> **Set task**:
Track down the lines that contain "тарифы" and copy them.

> **Entries supplied**:
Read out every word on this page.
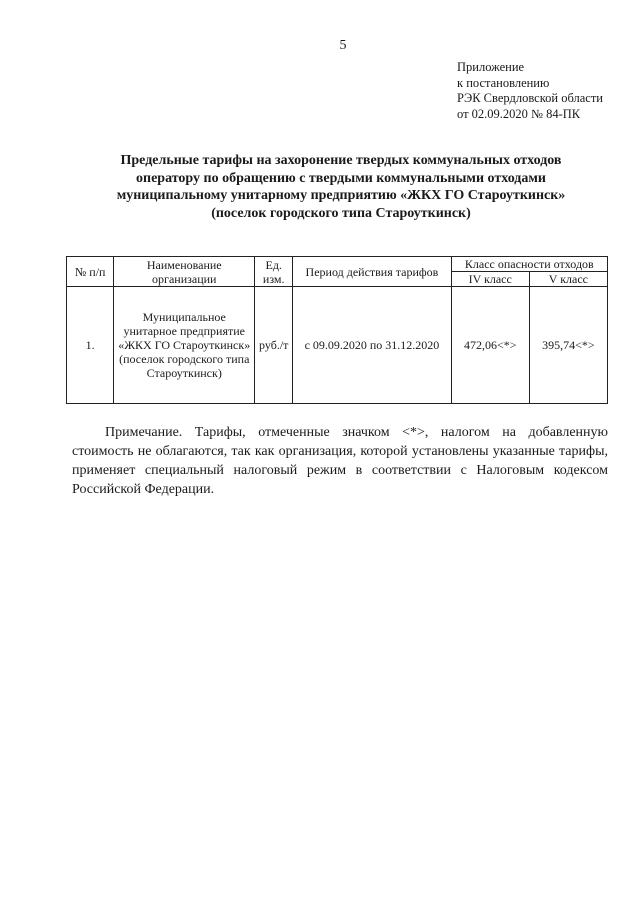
5
Приложение
к постановлению
РЭК Свердловской области
от 02.09.2020 № 84-ПК
Предельные тарифы на захоронение твердых коммунальных отходов
оператору по обращению с твердыми коммунальными отходами
муниципальному унитарному предприятию «ЖКХ ГО Староуткинск»
(поселок городского типа Староуткинск)
№ п/п	Наименование организации	Ед. изм.	Период действия тарифов	Класс опасности отходов	
				IV класс	V класс
1.	Муниципальное унитарное предприятие «ЖКХ ГО Староуткинск» (поселок городского типа Староуткинск)	руб./т	с 09.09.2020 по 31.12.2020	472,06<*>	395,74<*>
Примечание. Тарифы, отмеченные значком <*>, налогом на добавленную стоимость не облагаются, так как организация, которой установлены указанные тарифы, применяет специальный налоговый режим в соответствии с Налоговым кодексом Российской Федерации.
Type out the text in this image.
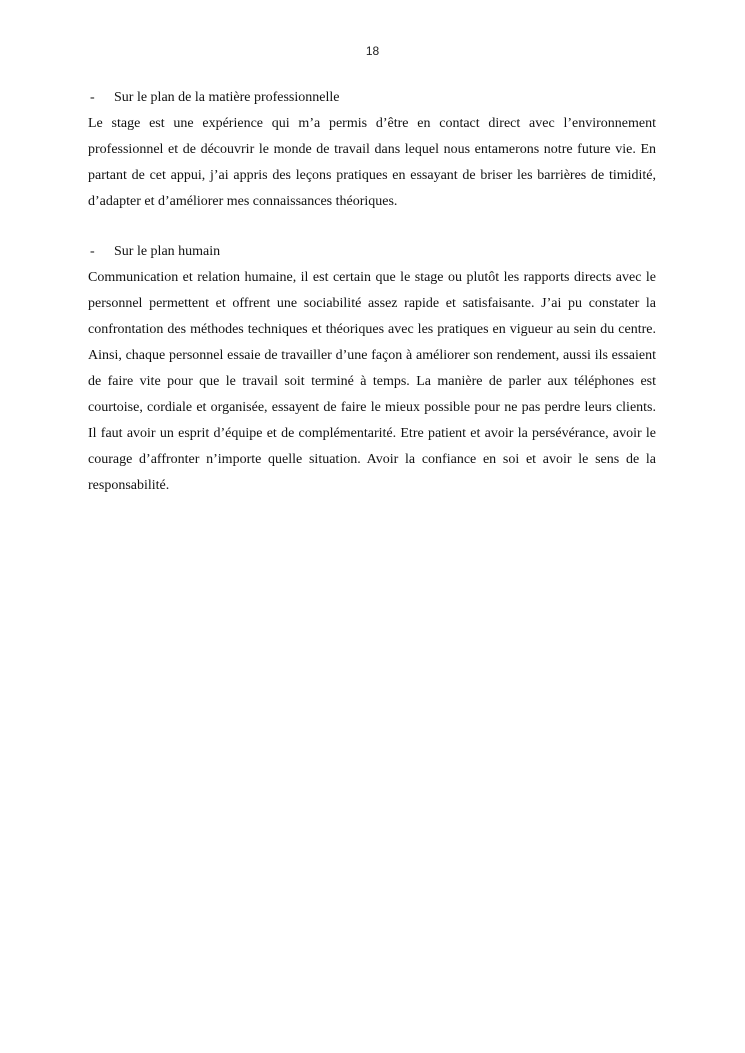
18
-	Sur le plan de la matière professionnelle

Le stage est une expérience qui m’a permis d’être en contact direct avec l’environnement professionnel et de découvrir le monde de travail dans lequel nous entamerons notre future vie. En partant de cet appui, j’ai appris des leçons pratiques en essayant de briser les barrières de timidité, d’adapter et d’améliorer mes connaissances théoriques.

-	Sur le plan humain

Communication et relation humaine, il est certain que le stage ou plutôt les rapports directs avec le personnel permettent et offrent une sociabilité assez rapide et satisfaisante. J’ai pu constater la confrontation des méthodes techniques et théoriques avec les pratiques en vigueur au sein du centre. Ainsi, chaque personnel essaie de travailler d’une façon à améliorer son rendement, aussi ils essaient de faire vite pour que le travail soit terminé à temps. La manière de parler aux téléphones est courtoise, cordiale et organisée, essayent de faire le mieux possible pour ne pas perdre leurs clients. Il faut avoir un esprit d’équipe et de complémentarité. Etre patient et avoir la persévérance, avoir le courage d’affronter n’importe quelle situation. Avoir la confiance en soi et avoir le sens de la responsabilité.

> **Solution below**:
Предельные тарифы на захоронение твердых коммунальных отходов
Примечание. Тарифы, отмеченные значком <*>, налогом на добавленную стоимость не облагаются, так как организация, которой установлены указанные тарифы, применяет специальный налоговый режим в соответствии с Налоговым кодексом Российской Федерации.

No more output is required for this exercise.